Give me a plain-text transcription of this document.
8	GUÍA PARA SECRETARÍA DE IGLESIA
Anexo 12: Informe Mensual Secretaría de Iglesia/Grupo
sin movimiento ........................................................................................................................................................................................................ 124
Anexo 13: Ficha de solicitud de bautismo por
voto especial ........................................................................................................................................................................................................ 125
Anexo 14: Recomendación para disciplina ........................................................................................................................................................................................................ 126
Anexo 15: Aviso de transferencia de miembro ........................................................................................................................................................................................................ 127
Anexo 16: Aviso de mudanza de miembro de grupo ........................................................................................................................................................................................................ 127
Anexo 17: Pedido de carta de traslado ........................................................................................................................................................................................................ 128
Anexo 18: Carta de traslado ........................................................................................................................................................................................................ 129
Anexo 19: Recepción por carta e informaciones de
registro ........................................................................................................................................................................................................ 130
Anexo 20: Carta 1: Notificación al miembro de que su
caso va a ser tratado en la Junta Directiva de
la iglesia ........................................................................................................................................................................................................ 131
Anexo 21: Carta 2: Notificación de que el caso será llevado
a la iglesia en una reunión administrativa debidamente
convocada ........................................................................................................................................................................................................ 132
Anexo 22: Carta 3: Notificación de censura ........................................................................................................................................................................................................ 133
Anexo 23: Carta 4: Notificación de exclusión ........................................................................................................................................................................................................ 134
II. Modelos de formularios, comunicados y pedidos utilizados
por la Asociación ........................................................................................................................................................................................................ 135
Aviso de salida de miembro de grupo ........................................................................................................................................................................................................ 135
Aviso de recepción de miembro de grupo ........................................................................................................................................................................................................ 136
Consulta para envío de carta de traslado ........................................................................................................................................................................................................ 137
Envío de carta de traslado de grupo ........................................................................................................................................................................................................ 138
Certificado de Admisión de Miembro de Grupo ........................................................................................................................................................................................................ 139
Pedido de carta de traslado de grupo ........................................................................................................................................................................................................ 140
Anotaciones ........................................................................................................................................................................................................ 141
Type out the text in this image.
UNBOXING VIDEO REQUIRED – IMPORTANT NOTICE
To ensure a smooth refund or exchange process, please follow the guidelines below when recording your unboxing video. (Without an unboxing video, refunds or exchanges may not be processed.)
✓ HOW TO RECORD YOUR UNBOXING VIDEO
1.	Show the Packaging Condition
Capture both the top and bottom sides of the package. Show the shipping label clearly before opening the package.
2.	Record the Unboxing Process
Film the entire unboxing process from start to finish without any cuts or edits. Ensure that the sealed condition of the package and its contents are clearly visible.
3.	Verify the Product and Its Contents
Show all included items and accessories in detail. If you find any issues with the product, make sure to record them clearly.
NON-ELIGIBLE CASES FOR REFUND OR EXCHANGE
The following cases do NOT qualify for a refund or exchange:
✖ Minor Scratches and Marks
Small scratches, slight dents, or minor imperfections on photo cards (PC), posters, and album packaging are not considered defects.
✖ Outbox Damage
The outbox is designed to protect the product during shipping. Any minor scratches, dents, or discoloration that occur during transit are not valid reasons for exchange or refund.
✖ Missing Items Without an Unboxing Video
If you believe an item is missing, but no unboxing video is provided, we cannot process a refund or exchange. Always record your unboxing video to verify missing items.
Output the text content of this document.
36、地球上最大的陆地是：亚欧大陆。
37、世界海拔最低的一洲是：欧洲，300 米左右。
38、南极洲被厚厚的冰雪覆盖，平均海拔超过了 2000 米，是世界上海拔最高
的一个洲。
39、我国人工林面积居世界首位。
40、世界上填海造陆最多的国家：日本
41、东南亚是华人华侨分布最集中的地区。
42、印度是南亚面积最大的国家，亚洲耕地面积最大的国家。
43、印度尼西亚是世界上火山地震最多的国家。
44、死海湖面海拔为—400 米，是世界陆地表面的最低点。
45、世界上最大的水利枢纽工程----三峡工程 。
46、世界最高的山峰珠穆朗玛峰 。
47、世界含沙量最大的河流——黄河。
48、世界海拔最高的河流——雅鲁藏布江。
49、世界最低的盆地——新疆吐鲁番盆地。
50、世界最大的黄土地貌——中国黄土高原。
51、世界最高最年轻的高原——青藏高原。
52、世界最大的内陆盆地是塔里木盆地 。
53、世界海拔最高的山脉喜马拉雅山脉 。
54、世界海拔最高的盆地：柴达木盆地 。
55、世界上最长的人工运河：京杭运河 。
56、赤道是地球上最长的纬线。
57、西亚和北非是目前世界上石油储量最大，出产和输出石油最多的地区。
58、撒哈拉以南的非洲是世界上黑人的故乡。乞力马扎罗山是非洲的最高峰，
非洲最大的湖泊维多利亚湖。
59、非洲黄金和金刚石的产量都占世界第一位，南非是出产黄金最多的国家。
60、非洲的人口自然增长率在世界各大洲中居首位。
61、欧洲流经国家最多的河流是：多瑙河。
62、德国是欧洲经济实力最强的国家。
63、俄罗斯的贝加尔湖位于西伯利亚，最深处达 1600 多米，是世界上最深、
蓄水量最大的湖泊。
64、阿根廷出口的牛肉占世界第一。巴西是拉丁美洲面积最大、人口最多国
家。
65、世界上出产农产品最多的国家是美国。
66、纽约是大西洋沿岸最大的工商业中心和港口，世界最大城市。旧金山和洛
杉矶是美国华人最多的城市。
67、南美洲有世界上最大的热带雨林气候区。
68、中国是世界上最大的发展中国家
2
----
▸ **WHAT YOU HAVE TO DO**
Return the whole listing exactly, with every line included.

▸ **RESPONSE TO THIS EXERCISE**
Give me a plain-text transcription of this document.
8	GUÍA PARA SECRETARÍA DE IGLESIA
Anexo 12: Informe Mensual Secretaría de Iglesia/Grupo
sin movimiento ........................................................................................................................................................................................................ 124
Anexo 13: Ficha de solicitud de bautismo por
voto especial ........................................................................................................................................................................................................ 125
Anexo 14: Recomendación para disciplina ........................................................................................................................................................................................................ 126
Anexo 15: Aviso de transferencia de miembro ........................................................................................................................................................................................................ 127
Anexo 16: Aviso de mudanza de miembro de grupo ........................................................................................................................................................................................................ 127
Anexo 17: Pedido de carta de traslado ........................................................................................................................................................................................................ 128
Anexo 18: Carta de traslado ........................................................................................................................................................................................................ 129
Anexo 19: Recepción por carta e informaciones de
registro ........................................................................................................................................................................................................ 130
Anexo 20: Carta 1: Notificación al miembro de que su
caso va a ser tratado en la Junta Directiva de
la iglesia ........................................................................................................................................................................................................ 131
Anexo 21: Carta 2: Notificación de que el caso será llevado
a la iglesia en una reunión administrativa debidamente
convocada ........................................................................................................................................................................................................ 132
Anexo 22: Carta 3: Notificación de censura ........................................................................................................................................................................................................ 133
Anexo 23: Carta 4: Notificación de exclusión ........................................................................................................................................................................................................ 134
II. Modelos de formularios, comunicados y pedidos utilizados
por la Asociación ........................................................................................................................................................................................................ 135
Aviso de salida de miembro de grupo ........................................................................................................................................................................................................ 135
Aviso de recepción de miembro de grupo ........................................................................................................................................................................................................ 136
Consulta para envío de carta de traslado ........................................................................................................................................................................................................ 137
Envío de carta de traslado de grupo ........................................................................................................................................................................................................ 138
Certificado de Admisión de Miembro de Grupo ........................................................................................................................................................................................................ 139
Pedido de carta de traslado de grupo ........................................................................................................................................................................................................ 140
Anotaciones ........................................................................................................................................................................................................ 141
Type out the text in this image.
UNBOXING VIDEO REQUIRED – IMPORTANT NOTICE
To ensure a smooth refund or exchange process, please follow the guidelines below when recording your unboxing video. (Without an unboxing video, refunds or exchanges may not be processed.)
✓ HOW TO RECORD YOUR UNBOXING VIDEO
1.	Show the Packaging Condition
Capture both the top and bottom sides of the package. Show the shipping label clearly before opening the package.
2.	Record the Unboxing Process
Film the entire unboxing process from start to finish without any cuts or edits. Ensure that the sealed condition of the package and its contents are clearly visible.
3.	Verify the Product and Its Contents
Show all included items and accessories in detail. If you find any issues with the product, make sure to record them clearly.
NON-ELIGIBLE CASES FOR REFUND OR EXCHANGE
The following cases do NOT qualify for a refund or exchange:
✖ Minor Scratches and Marks
Small scratches, slight dents, or minor imperfections on photo cards (PC), posters, and album packaging are not considered defects.
✖ Outbox Damage
The outbox is designed to protect the product during shipping. Any minor scratches, dents, or discoloration that occur during transit are not valid reasons for exchange or refund.
✖ Missing Items Without an Unboxing Video
If you believe an item is missing, but no unboxing video is provided, we cannot process a refund or exchange. Always record your unboxing video to verify missing items.
Output the text content of this document.
36、地球上最大的陆地是：亚欧大陆。
37、世界海拔最低的一洲是：欧洲，300 米左右。
38、南极洲被厚厚的冰雪覆盖，平均海拔超过了 2000 米，是世界上海拔最高
的一个洲。
39、我国人工林面积居世界首位。
40、世界上填海造陆最多的国家：日本
41、东南亚是华人华侨分布最集中的地区。
42、印度是南亚面积最大的国家，亚洲耕地面积最大的国家。
43、印度尼西亚是世界上火山地震最多的国家。
44、死海湖面海拔为—400 米，是世界陆地表面的最低点。
45、世界上最大的水利枢纽工程----三峡工程 。
46、世界最高的山峰珠穆朗玛峰 。
47、世界含沙量最大的河流——黄河。
48、世界海拔最高的河流——雅鲁藏布江。
49、世界最低的盆地——新疆吐鲁番盆地。
50、世界最大的黄土地貌——中国黄土高原。
51、世界最高最年轻的高原——青藏高原。
52、世界最大的内陆盆地是塔里木盆地 。
53、世界海拔最高的山脉喜马拉雅山脉 。
54、世界海拔最高的盆地：柴达木盆地 。
55、世界上最长的人工运河：京杭运河 。
56、赤道是地球上最长的纬线。
57、西亚和北非是目前世界上石油储量最大，出产和输出石油最多的地区。
58、撒哈拉以南的非洲是世界上黑人的故乡。乞力马扎罗山是非洲的最高峰，
非洲最大的湖泊维多利亚湖。
59、非洲黄金和金刚石的产量都占世界第一位，南非是出产黄金最多的国家。
60、非洲的人口自然增长率在世界各大洲中居首位。
61、欧洲流经国家最多的河流是：多瑙河。
62、德国是欧洲经济实力最强的国家。
63、俄罗斯的贝加尔湖位于西伯利亚，最深处达 1600 多米，是世界上最深、
蓄水量最大的湖泊。
64、阿根廷出口的牛肉占世界第一。巴西是拉丁美洲面积最大、人口最多国
家。
65、世界上出产农产品最多的国家是美国。
66、纽约是大西洋沿岸最大的工商业中心和港口，世界最大城市。旧金山和洛
杉矶是美国华人最多的城市。
67、南美洲有世界上最大的热带雨林气候区。
68、中国是世界上最大的发展中国家
2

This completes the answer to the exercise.